----- RECORDS FOR THIS EXERCISE

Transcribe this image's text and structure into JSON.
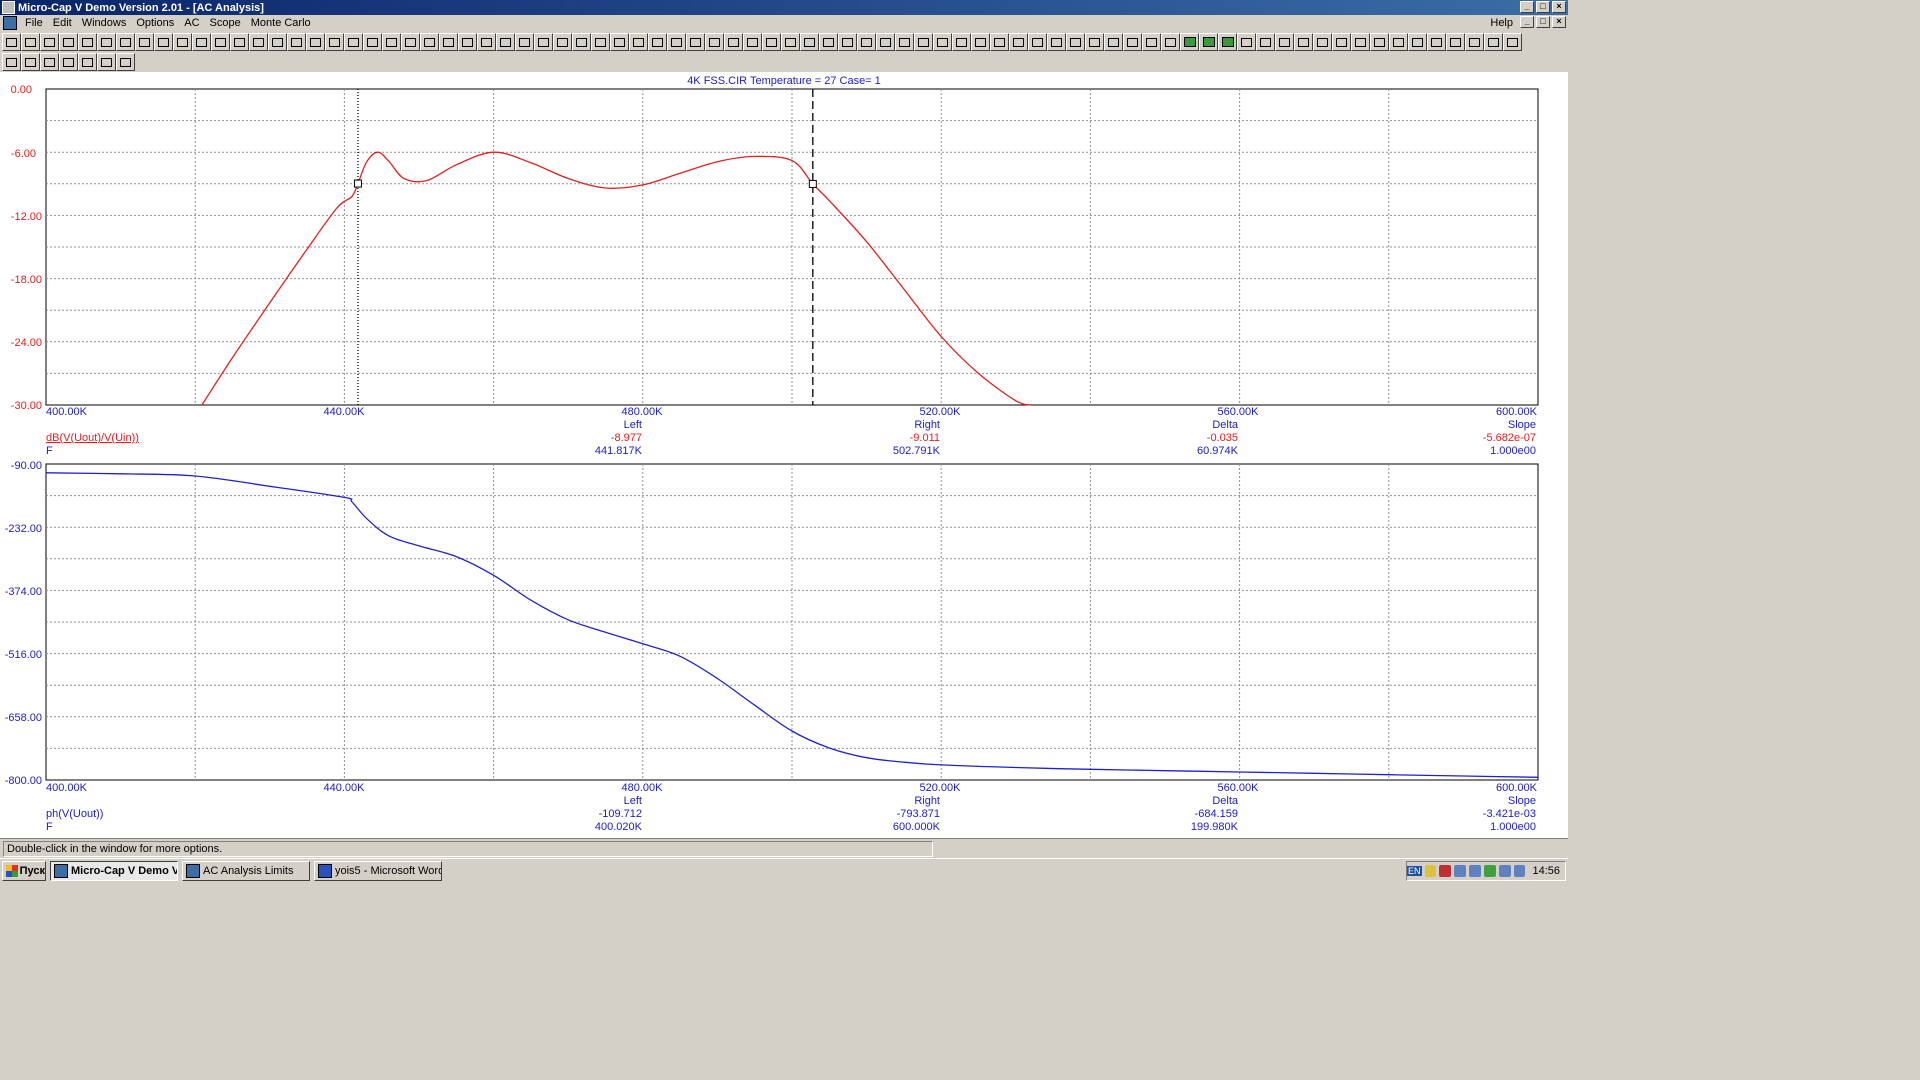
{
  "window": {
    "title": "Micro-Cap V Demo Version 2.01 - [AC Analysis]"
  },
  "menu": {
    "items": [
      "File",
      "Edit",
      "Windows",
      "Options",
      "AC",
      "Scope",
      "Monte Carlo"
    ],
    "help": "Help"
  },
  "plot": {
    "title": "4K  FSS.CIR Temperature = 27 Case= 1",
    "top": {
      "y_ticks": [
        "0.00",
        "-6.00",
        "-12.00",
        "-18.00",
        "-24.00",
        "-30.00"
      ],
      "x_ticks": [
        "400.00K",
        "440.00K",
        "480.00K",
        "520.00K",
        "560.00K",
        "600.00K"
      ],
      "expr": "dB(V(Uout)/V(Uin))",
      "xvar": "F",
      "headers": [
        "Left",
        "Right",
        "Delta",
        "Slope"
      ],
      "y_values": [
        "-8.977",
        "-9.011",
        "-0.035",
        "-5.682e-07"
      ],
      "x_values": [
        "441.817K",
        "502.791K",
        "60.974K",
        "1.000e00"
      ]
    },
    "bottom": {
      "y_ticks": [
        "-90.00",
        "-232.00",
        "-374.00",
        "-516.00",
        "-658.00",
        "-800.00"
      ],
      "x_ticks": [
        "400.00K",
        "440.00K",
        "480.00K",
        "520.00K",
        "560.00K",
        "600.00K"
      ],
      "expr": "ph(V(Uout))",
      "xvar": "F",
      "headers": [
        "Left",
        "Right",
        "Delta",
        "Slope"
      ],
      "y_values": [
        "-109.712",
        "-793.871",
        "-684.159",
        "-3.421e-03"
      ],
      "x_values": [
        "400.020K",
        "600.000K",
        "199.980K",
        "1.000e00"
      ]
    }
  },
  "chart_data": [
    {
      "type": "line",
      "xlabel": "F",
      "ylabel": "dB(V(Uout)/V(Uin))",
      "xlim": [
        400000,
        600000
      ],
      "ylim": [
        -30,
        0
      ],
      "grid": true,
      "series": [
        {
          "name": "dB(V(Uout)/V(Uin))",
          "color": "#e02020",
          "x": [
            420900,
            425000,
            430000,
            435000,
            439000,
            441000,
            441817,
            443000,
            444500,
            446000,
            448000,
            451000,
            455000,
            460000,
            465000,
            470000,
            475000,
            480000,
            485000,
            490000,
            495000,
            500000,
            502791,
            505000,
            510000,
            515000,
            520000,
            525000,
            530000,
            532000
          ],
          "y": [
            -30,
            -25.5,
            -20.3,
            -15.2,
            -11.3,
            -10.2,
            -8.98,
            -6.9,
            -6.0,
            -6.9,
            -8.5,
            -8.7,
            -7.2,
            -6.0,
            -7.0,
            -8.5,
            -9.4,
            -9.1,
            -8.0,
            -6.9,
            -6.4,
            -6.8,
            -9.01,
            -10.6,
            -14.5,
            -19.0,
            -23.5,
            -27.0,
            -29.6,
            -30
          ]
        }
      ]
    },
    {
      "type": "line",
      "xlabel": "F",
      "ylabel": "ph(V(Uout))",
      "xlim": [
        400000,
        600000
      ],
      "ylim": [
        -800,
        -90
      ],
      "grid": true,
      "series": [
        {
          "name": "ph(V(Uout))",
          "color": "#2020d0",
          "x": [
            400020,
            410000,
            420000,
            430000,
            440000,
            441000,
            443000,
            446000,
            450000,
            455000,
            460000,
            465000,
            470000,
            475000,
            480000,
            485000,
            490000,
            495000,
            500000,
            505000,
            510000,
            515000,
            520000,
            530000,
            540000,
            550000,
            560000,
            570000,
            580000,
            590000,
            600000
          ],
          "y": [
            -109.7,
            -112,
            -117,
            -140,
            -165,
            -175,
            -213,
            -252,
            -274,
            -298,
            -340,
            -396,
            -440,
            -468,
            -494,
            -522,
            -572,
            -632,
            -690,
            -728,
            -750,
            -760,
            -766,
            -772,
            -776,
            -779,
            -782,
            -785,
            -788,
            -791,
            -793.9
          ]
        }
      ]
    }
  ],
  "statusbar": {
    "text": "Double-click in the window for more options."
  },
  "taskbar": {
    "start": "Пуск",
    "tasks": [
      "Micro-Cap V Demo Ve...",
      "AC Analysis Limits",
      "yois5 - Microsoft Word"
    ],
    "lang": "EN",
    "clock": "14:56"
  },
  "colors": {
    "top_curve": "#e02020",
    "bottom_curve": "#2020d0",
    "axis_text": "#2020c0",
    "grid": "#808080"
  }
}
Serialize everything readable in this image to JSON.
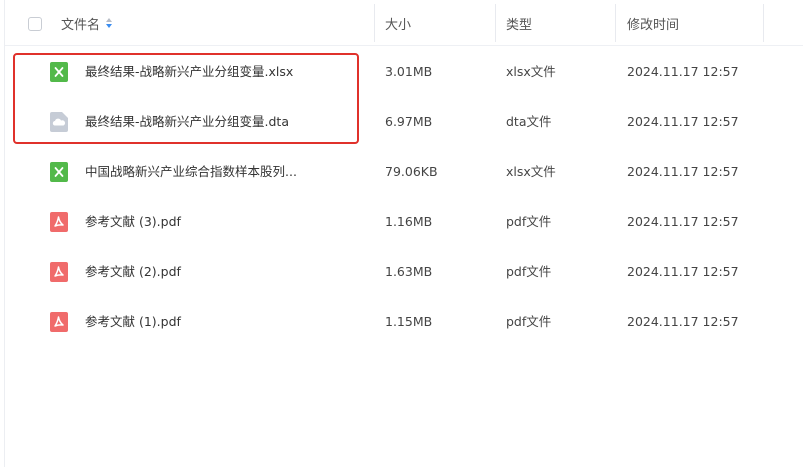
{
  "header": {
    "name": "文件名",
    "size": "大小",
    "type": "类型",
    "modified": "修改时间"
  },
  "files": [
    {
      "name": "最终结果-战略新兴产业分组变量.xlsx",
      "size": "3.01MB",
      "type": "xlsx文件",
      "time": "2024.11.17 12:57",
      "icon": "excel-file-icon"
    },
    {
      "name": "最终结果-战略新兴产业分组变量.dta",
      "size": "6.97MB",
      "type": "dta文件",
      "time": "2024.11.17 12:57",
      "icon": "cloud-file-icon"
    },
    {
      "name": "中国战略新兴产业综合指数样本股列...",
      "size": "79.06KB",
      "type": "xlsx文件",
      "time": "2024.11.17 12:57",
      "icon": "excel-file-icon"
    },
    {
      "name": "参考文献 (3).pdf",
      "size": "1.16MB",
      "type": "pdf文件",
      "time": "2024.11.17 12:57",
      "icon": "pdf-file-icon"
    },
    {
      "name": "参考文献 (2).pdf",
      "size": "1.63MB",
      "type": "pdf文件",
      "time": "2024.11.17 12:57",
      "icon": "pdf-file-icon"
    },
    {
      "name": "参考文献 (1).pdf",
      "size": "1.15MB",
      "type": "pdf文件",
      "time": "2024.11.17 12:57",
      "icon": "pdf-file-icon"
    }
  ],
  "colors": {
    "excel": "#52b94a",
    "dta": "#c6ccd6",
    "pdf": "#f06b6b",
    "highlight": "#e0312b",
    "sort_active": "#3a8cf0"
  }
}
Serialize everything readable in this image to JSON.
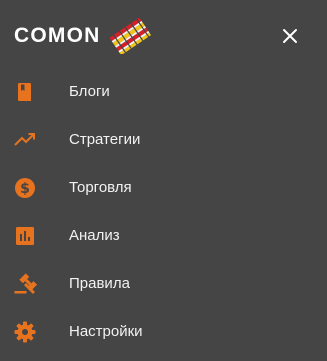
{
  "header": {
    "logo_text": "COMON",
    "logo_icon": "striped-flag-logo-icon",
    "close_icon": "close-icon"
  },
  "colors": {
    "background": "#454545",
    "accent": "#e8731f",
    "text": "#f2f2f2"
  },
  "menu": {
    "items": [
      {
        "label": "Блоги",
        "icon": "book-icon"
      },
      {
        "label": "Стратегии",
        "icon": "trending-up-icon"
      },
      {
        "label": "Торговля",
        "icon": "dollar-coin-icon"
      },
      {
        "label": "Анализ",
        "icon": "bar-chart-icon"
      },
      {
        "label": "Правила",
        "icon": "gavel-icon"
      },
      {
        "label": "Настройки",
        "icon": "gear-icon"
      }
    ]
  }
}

----------

### WHAT THE EXERCISE ASKS
Transcribe the records word for word and include no pictures.

### COMPLETED EXERCISE
Transcribe this image's text and structure into JSON.
{
  "window": {
    "title": "Micro-Cap V Demo Version 2.01 - [AC Analysis]"
  },
  "menu": {
    "items": [
      "File",
      "Edit",
      "Windows",
      "Options",
      "AC",
      "Scope",
      "Monte Carlo"
    ],
    "help": "Help"
  },
  "plot": {
    "title": "4K  FSS.CIR Temperature = 27 Case= 1",
    "top": {
      "y_ticks": [
        "0.00",
        "-6.00",
        "-12.00",
        "-18.00",
        "-24.00",
        "-30.00"
      ],
      "x_ticks": [
        "400.00K",
        "440.00K",
        "480.00K",
        "520.00K",
        "560.00K",
        "600.00K"
      ],
      "expr": "dB(V(Uout)/V(Uin))",
      "xvar": "F",
      "headers": [
        "Left",
        "Right",
        "Delta",
        "Slope"
      ],
      "y_values": [
        "-8.977",
        "-9.011",
        "-0.035",
        "-5.682e-07"
      ],
      "x_values": [
        "441.817K",
        "502.791K",
        "60.974K",
        "1.000e00"
      ]
    },
    "bottom": {
      "y_ticks": [
        "-90.00",
        "-232.00",
        "-374.00",
        "-516.00",
        "-658.00",
        "-800.00"
      ],
      "x_ticks": [
        "400.00K",
        "440.00K",
        "480.00K",
        "520.00K",
        "560.00K",
        "600.00K"
      ],
      "expr": "ph(V(Uout))",
      "xvar": "F",
      "headers": [
        "Left",
        "Right",
        "Delta",
        "Slope"
      ],
      "y_values": [
        "-109.712",
        "-793.871",
        "-684.159",
        "-3.421e-03"
      ],
      "x_values": [
        "400.020K",
        "600.000K",
        "199.980K",
        "1.000e00"
      ]
    }
  },
  "chart_data": [
    {
      "type": "line",
      "xlabel": "F",
      "ylabel": "dB(V(Uout)/V(Uin))",
      "xlim": [
        400000,
        600000
      ],
      "ylim": [
        -30,
        0
      ],
      "grid": true,
      "series": [
        {
          "name": "dB(V(Uout)/V(Uin))",
          "color": "#e02020",
          "x": [
            420900,
            425000,
            430000,
            435000,
            439000,
            441000,
            441817,
            443000,
            444500,
            446000,
            448000,
            451000,
            455000,
            460000,
            465000,
            470000,
            475000,
            480000,
            485000,
            490000,
            495000,
            500000,
            502791,
            505000,
            510000,
            515000,
            520000,
            525000,
            530000,
            532000
          ],
          "y": [
            -30,
            -25.5,
            -20.3,
            -15.2,
            -11.3,
            -10.2,
            -8.98,
            -6.9,
            -6.0,
            -6.9,
            -8.5,
            -8.7,
            -7.2,
            -6.0,
            -7.0,
            -8.5,
            -9.4,
            -9.1,
            -8.0,
            -6.9,
            -6.4,
            -6.8,
            -9.01,
            -10.6,
            -14.5,
            -19.0,
            -23.5,
            -27.0,
            -29.6,
            -30
          ]
        }
      ]
    },
    {
      "type": "line",
      "xlabel": "F",
      "ylabel": "ph(V(Uout))",
      "xlim": [
        400000,
        600000
      ],
      "ylim": [
        -800,
        -90
      ],
      "grid": true,
      "series": [
        {
          "name": "ph(V(Uout))",
          "color": "#2020d0",
          "x": [
            400020,
            410000,
            420000,
            430000,
            440000,
            441000,
            443000,
            446000,
            450000,
            455000,
            460000,
            465000,
            470000,
            475000,
            480000,
            485000,
            490000,
            495000,
            500000,
            505000,
            510000,
            515000,
            520000,
            530000,
            540000,
            550000,
            560000,
            570000,
            580000,
            590000,
            600000
          ],
          "y": [
            -109.7,
            -112,
            -117,
            -140,
            -165,
            -175,
            -213,
            -252,
            -274,
            -298,
            -340,
            -396,
            -440,
            -468,
            -494,
            -522,
            -572,
            -632,
            -690,
            -728,
            -750,
            -760,
            -766,
            -772,
            -776,
            -779,
            -782,
            -785,
            -788,
            -791,
            -793.9
          ]
        }
      ]
    }
  ],
  "statusbar": {
    "text": "Double-click in the window for more options."
  },
  "taskbar": {
    "start": "Пуск",
    "tasks": [
      "Micro-Cap V Demo Ve...",
      "AC Analysis Limits",
      "yois5 - Microsoft Word"
    ],
    "lang": "EN",
    "clock": "14:56"
  },
  "colors": {
    "top_curve": "#e02020",
    "bottom_curve": "#2020d0",
    "axis_text": "#2020c0",
    "grid": "#808080"
  }
}
Serialize everything readable in this image to JSON.
{
  "header": {
    "name": "文件名",
    "size": "大小",
    "type": "类型",
    "modified": "修改时间"
  },
  "files": [
    {
      "name": "最终结果-战略新兴产业分组变量.xlsx",
      "size": "3.01MB",
      "type": "xlsx文件",
      "time": "2024.11.17 12:57",
      "icon": "excel-file-icon"
    },
    {
      "name": "最终结果-战略新兴产业分组变量.dta",
      "size": "6.97MB",
      "type": "dta文件",
      "time": "2024.11.17 12:57",
      "icon": "cloud-file-icon"
    },
    {
      "name": "中国战略新兴产业综合指数样本股列...",
      "size": "79.06KB",
      "type": "xlsx文件",
      "time": "2024.11.17 12:57",
      "icon": "excel-file-icon"
    },
    {
      "name": "参考文献 (3).pdf",
      "size": "1.16MB",
      "type": "pdf文件",
      "time": "2024.11.17 12:57",
      "icon": "pdf-file-icon"
    },
    {
      "name": "参考文献 (2).pdf",
      "size": "1.63MB",
      "type": "pdf文件",
      "time": "2024.11.17 12:57",
      "icon": "pdf-file-icon"
    },
    {
      "name": "参考文献 (1).pdf",
      "size": "1.15MB",
      "type": "pdf文件",
      "time": "2024.11.17 12:57",
      "icon": "pdf-file-icon"
    }
  ],
  "colors": {
    "excel": "#52b94a",
    "dta": "#c6ccd6",
    "pdf": "#f06b6b",
    "highlight": "#e0312b",
    "sort_active": "#3a8cf0"
  }
}
Serialize everything readable in this image to JSON.
{
  "header": {
    "logo_text": "COMON",
    "logo_icon": "striped-flag-logo-icon",
    "close_icon": "close-icon"
  },
  "colors": {
    "background": "#454545",
    "accent": "#e8731f",
    "text": "#f2f2f2"
  },
  "menu": {
    "items": [
      {
        "label": "Блоги",
        "icon": "book-icon"
      },
      {
        "label": "Стратегии",
        "icon": "trending-up-icon"
      },
      {
        "label": "Торговля",
        "icon": "dollar-coin-icon"
      },
      {
        "label": "Анализ",
        "icon": "bar-chart-icon"
      },
      {
        "label": "Правила",
        "icon": "gavel-icon"
      },
      {
        "label": "Настройки",
        "icon": "gear-icon"
      }
    ]
  }
}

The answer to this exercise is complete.